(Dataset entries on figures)
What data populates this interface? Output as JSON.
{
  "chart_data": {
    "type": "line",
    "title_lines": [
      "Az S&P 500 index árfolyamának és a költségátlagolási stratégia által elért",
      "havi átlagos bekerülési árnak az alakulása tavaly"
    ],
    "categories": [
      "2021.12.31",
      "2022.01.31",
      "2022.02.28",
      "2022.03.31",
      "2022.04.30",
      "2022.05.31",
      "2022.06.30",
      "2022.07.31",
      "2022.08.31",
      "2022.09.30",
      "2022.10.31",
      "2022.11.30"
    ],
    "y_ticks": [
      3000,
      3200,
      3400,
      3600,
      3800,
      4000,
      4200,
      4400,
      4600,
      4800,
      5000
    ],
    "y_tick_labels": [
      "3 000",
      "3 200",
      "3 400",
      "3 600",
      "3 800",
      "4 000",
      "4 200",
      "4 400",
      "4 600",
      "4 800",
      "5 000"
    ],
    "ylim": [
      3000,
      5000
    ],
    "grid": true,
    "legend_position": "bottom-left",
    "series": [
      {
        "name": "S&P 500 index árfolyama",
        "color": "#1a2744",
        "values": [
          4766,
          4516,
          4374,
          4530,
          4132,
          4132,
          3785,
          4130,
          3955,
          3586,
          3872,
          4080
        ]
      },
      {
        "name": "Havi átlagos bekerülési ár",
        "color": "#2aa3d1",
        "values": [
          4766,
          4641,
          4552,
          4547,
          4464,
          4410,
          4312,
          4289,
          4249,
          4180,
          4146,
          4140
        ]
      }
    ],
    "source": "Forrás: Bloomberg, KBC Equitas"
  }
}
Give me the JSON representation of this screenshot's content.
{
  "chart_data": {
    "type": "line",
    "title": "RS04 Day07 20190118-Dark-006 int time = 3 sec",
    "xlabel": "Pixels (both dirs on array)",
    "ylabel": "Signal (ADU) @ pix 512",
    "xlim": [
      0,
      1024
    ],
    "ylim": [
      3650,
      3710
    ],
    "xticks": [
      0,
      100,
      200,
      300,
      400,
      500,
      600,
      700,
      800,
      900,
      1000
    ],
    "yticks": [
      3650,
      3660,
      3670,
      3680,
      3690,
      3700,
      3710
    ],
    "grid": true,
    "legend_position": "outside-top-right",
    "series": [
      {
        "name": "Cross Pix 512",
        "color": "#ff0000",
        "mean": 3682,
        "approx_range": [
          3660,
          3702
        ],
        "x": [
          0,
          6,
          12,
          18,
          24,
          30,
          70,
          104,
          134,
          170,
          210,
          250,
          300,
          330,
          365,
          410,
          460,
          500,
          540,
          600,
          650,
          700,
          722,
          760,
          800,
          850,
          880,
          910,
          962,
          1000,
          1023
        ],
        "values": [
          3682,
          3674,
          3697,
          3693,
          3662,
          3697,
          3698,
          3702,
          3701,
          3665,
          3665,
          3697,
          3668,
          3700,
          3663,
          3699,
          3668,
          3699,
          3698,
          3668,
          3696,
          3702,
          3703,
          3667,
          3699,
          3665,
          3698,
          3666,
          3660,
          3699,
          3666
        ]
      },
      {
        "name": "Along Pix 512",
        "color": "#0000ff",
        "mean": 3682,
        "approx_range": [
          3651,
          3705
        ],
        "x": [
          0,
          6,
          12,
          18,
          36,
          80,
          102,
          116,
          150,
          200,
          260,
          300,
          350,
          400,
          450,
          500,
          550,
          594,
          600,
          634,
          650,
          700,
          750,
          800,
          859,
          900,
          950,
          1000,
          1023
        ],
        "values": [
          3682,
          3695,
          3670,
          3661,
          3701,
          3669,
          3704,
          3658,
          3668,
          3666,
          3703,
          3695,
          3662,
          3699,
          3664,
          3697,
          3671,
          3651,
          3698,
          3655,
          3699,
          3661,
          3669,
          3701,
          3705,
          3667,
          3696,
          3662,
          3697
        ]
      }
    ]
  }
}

■ OBJECTIVE ■
Output every line above without altering anything.

■ EXPECTED ANSWER ■
What data populates this interface? Output as JSON.
{
  "chart_data": {
    "type": "line",
    "title_lines": [
      "Az S&P 500 index árfolyamának és a költségátlagolási stratégia által elért",
      "havi átlagos bekerülési árnak az alakulása tavaly"
    ],
    "categories": [
      "2021.12.31",
      "2022.01.31",
      "2022.02.28",
      "2022.03.31",
      "2022.04.30",
      "2022.05.31",
      "2022.06.30",
      "2022.07.31",
      "2022.08.31",
      "2022.09.30",
      "2022.10.31",
      "2022.11.30"
    ],
    "y_ticks": [
      3000,
      3200,
      3400,
      3600,
      3800,
      4000,
      4200,
      4400,
      4600,
      4800,
      5000
    ],
    "y_tick_labels": [
      "3 000",
      "3 200",
      "3 400",
      "3 600",
      "3 800",
      "4 000",
      "4 200",
      "4 400",
      "4 600",
      "4 800",
      "5 000"
    ],
    "ylim": [
      3000,
      5000
    ],
    "grid": true,
    "legend_position": "bottom-left",
    "series": [
      {
        "name": "S&P 500 index árfolyama",
        "color": "#1a2744",
        "values": [
          4766,
          4516,
          4374,
          4530,
          4132,
          4132,
          3785,
          4130,
          3955,
          3586,
          3872,
          4080
        ]
      },
      {
        "name": "Havi átlagos bekerülési ár",
        "color": "#2aa3d1",
        "values": [
          4766,
          4641,
          4552,
          4547,
          4464,
          4410,
          4312,
          4289,
          4249,
          4180,
          4146,
          4140
        ]
      }
    ],
    "source": "Forrás: Bloomberg, KBC Equitas"
  }
}
Give me the JSON representation of this screenshot's content.
{
  "chart_data": {
    "type": "line",
    "title": "RS04 Day07 20190118-Dark-006 int time = 3 sec",
    "xlabel": "Pixels (both dirs on array)",
    "ylabel": "Signal (ADU) @ pix 512",
    "xlim": [
      0,
      1024
    ],
    "ylim": [
      3650,
      3710
    ],
    "xticks": [
      0,
      100,
      200,
      300,
      400,
      500,
      600,
      700,
      800,
      900,
      1000
    ],
    "yticks": [
      3650,
      3660,
      3670,
      3680,
      3690,
      3700,
      3710
    ],
    "grid": true,
    "legend_position": "outside-top-right",
    "series": [
      {
        "name": "Cross Pix 512",
        "color": "#ff0000",
        "mean": 3682,
        "approx_range": [
          3660,
          3702
        ],
        "x": [
          0,
          6,
          12,
          18,
          24,
          30,
          70,
          104,
          134,
          170,
          210,
          250,
          300,
          330,
          365,
          410,
          460,
          500,
          540,
          600,
          650,
          700,
          722,
          760,
          800,
          850,
          880,
          910,
          962,
          1000,
          1023
        ],
        "values": [
          3682,
          3674,
          3697,
          3693,
          3662,
          3697,
          3698,
          3702,
          3701,
          3665,
          3665,
          3697,
          3668,
          3700,
          3663,
          3699,
          3668,
          3699,
          3698,
          3668,
          3696,
          3702,
          3703,
          3667,
          3699,
          3665,
          3698,
          3666,
          3660,
          3699,
          3666
        ]
      },
      {
        "name": "Along Pix 512",
        "color": "#0000ff",
        "mean": 3682,
        "approx_range": [
          3651,
          3705
        ],
        "x": [
          0,
          6,
          12,
          18,
          36,
          80,
          102,
          116,
          150,
          200,
          260,
          300,
          350,
          400,
          450,
          500,
          550,
          594,
          600,
          634,
          650,
          700,
          750,
          800,
          859,
          900,
          950,
          1000,
          1023
        ],
        "values": [
          3682,
          3695,
          3670,
          3661,
          3701,
          3669,
          3704,
          3658,
          3668,
          3666,
          3703,
          3695,
          3662,
          3699,
          3664,
          3697,
          3671,
          3651,
          3698,
          3655,
          3699,
          3661,
          3669,
          3701,
          3705,
          3667,
          3696,
          3662,
          3697
        ]
      }
    ]
  }
}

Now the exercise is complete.